- [DOCUMENT]:
- - -

Adam Glyn (born April 5, 1984) is a comedian and was a TMZ camera guy. He is from Union, New Jersey. He appeared on TMZ on TV as the NYC camera guy since 2010 and has hosted the game show South of Wilshire (2016), produced by TMZ's Harvey Levin. Adam currently co-hosts the Hollywood Raw Podcast.

Early life and education 
Adam was born on April 5, 1984, and grew up in Union, New Jersey, and graduated from Kean University in 2006. Adam Glyn's youthful look is only disguised by his scope and depth in the comedy scene. A native New Jersian, Adam's humor has expanded from coast to coast. He has opened for such modern day comic icons such as D.L. Hughley, Shawn Wayans, and Artie Lange from the Howard Stern Show. On the small screen, Adam has appeared on MTV Hits, Total Request Live, and quickly became a favorite correspondent for the MTV networks. His quick wit and humor quickly transcended him as a frequent guest on the Maxim Radio as well as The Howard Stern Show on SiriusXM Satellite Radio.

- - -

- [DATA LINES]:
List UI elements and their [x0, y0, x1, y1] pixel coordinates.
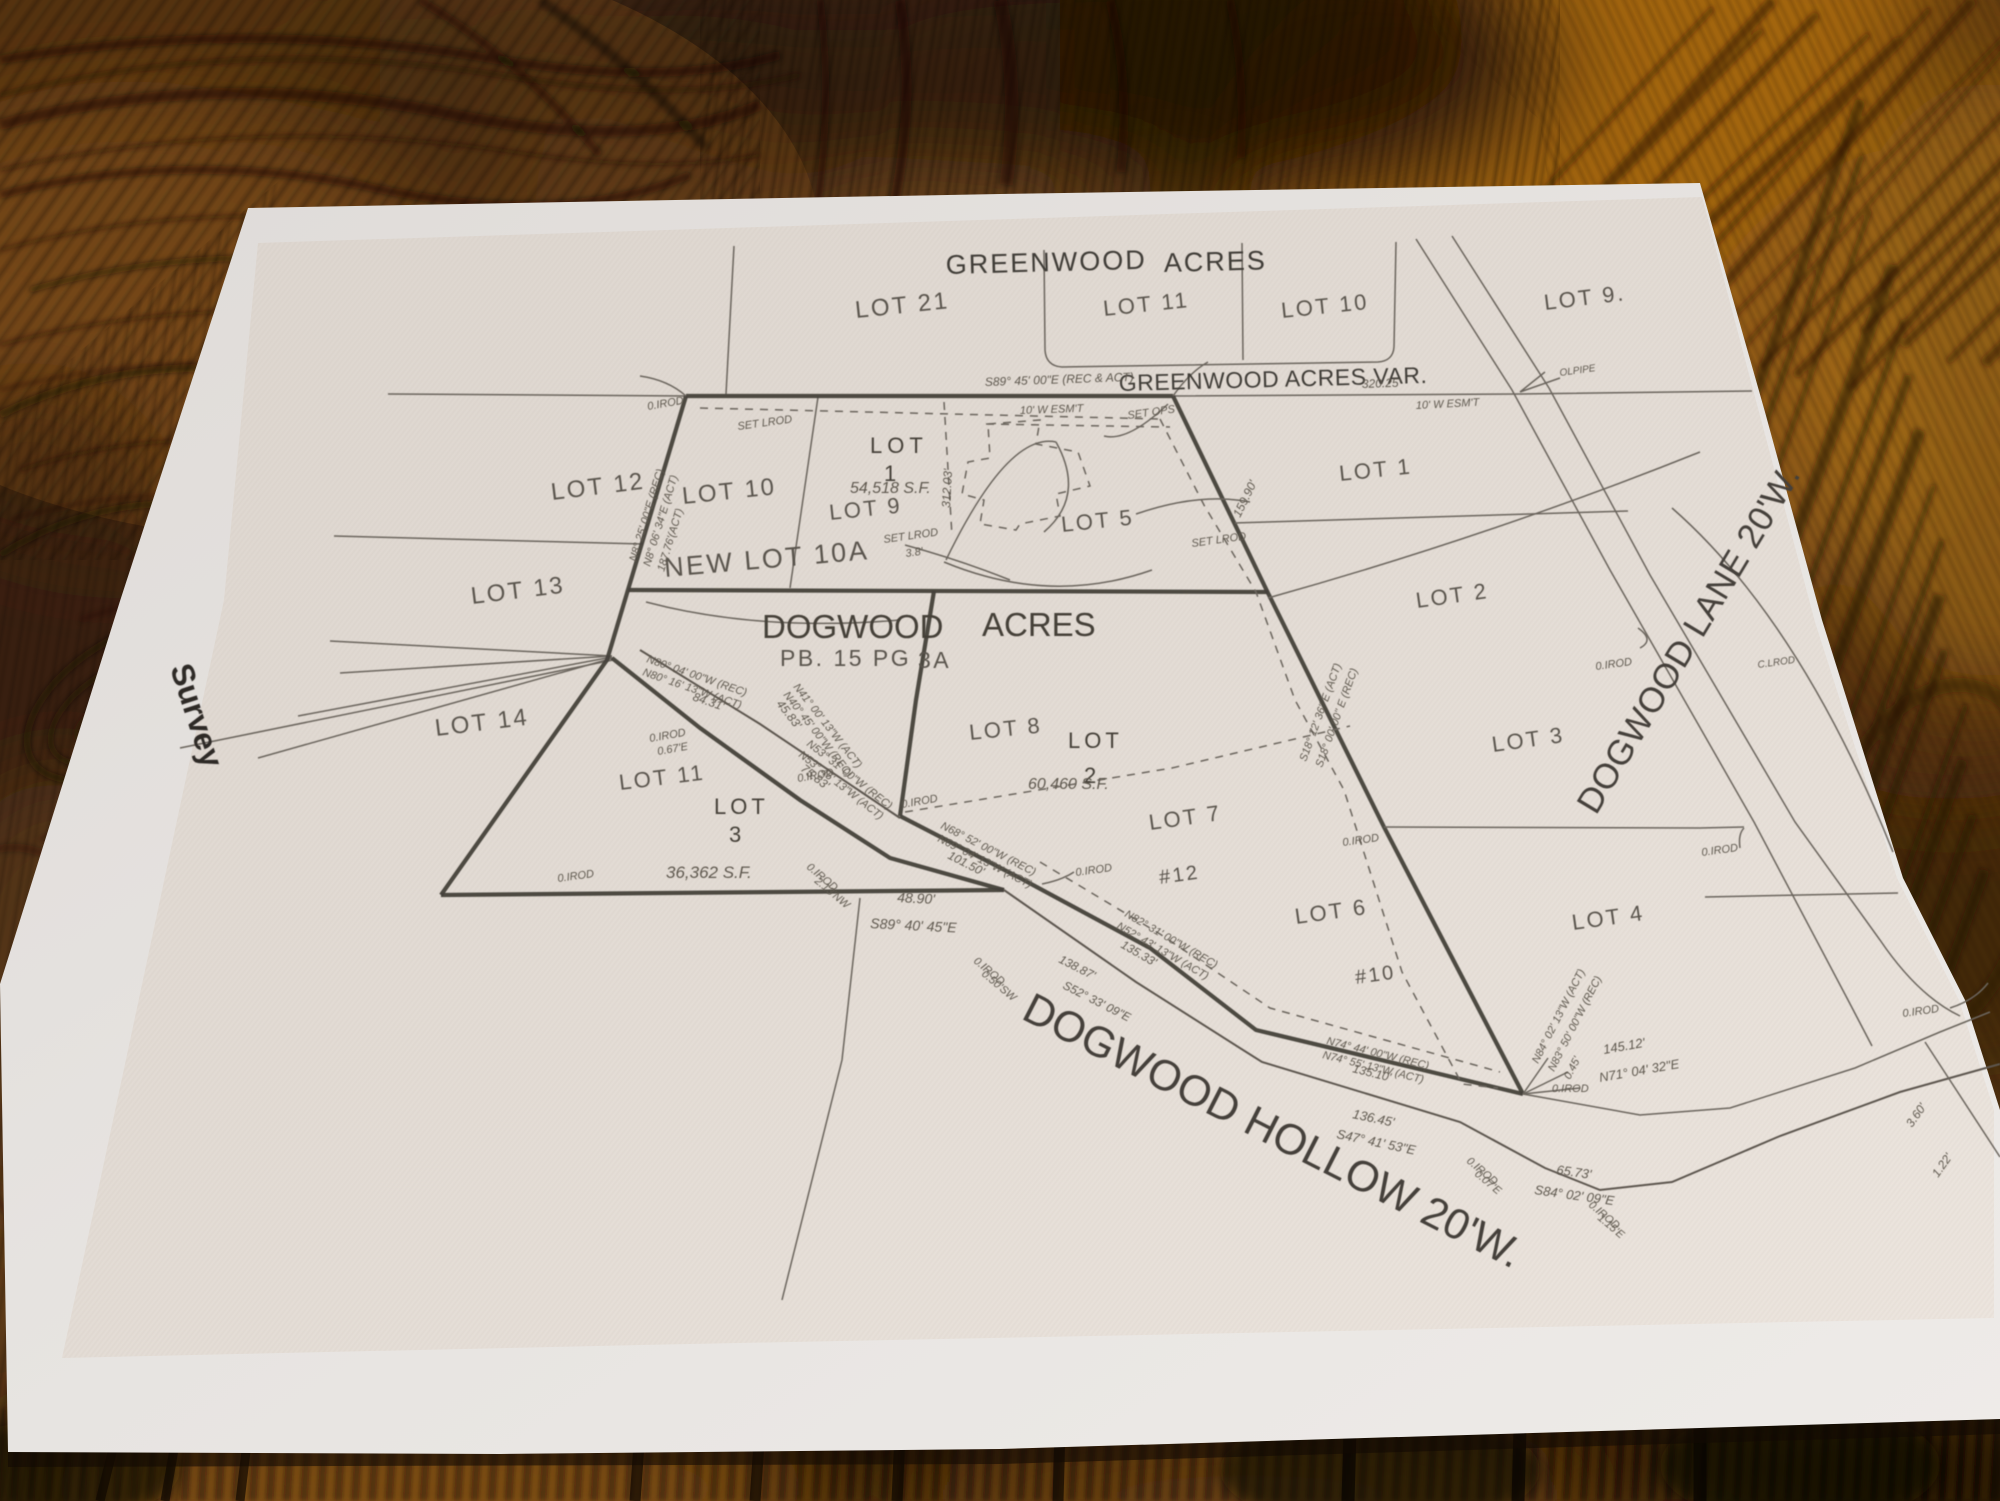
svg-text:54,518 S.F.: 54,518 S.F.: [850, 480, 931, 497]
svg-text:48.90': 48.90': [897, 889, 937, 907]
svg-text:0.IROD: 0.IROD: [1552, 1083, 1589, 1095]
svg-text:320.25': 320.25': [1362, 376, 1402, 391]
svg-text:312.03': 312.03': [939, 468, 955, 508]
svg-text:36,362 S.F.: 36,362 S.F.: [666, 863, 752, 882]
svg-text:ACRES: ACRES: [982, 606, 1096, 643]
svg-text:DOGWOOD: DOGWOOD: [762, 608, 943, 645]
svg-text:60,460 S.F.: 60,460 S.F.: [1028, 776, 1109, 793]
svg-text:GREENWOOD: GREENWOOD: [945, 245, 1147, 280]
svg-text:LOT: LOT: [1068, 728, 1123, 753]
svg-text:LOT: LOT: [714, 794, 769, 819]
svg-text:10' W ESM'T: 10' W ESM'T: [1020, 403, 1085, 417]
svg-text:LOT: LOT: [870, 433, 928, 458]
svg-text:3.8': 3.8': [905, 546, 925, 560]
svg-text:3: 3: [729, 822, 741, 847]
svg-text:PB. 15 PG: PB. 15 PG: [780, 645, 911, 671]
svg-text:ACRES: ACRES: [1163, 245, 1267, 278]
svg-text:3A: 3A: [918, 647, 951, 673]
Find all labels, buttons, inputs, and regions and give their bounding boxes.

- - -

- [SET PROBLEM 1]:
Decide whether each statement below agrees with the text on Adam Glyn. Answer yes or no for each, and quote the words from the text that settle it.
(a) Adam Glyn graduated from Kean University in 2006.
(b) The game show South of Wilshire was produced by Howard Stern.
(c) Adam Glyn grew up in Union, New Jersey.
- [SET PROBLEM 2]: Rewrite the passage of the text on Adam Glyn starting at "Early life and" and ending at "SiriusXM Satellite Radio.", substituting "stand-up circuit" for "comedy scene".
- [SET PROBLEM 3]:
Answer these questions using the text on Adam Glyn.
(a) Which podcast does Adam Glyn currently co-host?
(b) From which university did he graduate?
(c) Which comics has he opened for?

- [WRITTEN RESPONSE 1]:
(a) Yes: "graduated from Kean University in 2006"
(b) No: "produced by TMZ's Harvey Levin"
(c) Yes: "grew up in Union, New Jersey"

- [WRITTEN RESPONSE 2]:
Early life and education 
Adam was born on April 5, 1984, and grew up in Union, New Jersey, and graduated from Kean University in 2006. Adam Glyn's youthful look is only disguised by his scope and depth in the stand-up circuit. A native New Jersian, Adam's humor has expanded from coast to coast. He has opened for such modern day comic icons such as D.L. Hughley, Shawn Wayans, and Artie Lange from the Howard Stern Show. On the small screen, Adam has appeared on MTV Hits, Total Request Live, and quickly became a favorite correspondent for the MTV networks. His quick wit and humor quickly transcended him as a frequent guest on the Maxim Radio as well as The Howard Stern Show on SiriusXM Satellite Radio.

- [WRITTEN RESPONSE 3]:
(a) The Hollywood Raw Podcast
(b) Kean University
(c) D.L. Hughley, Shawn Wayans, and Artie Lange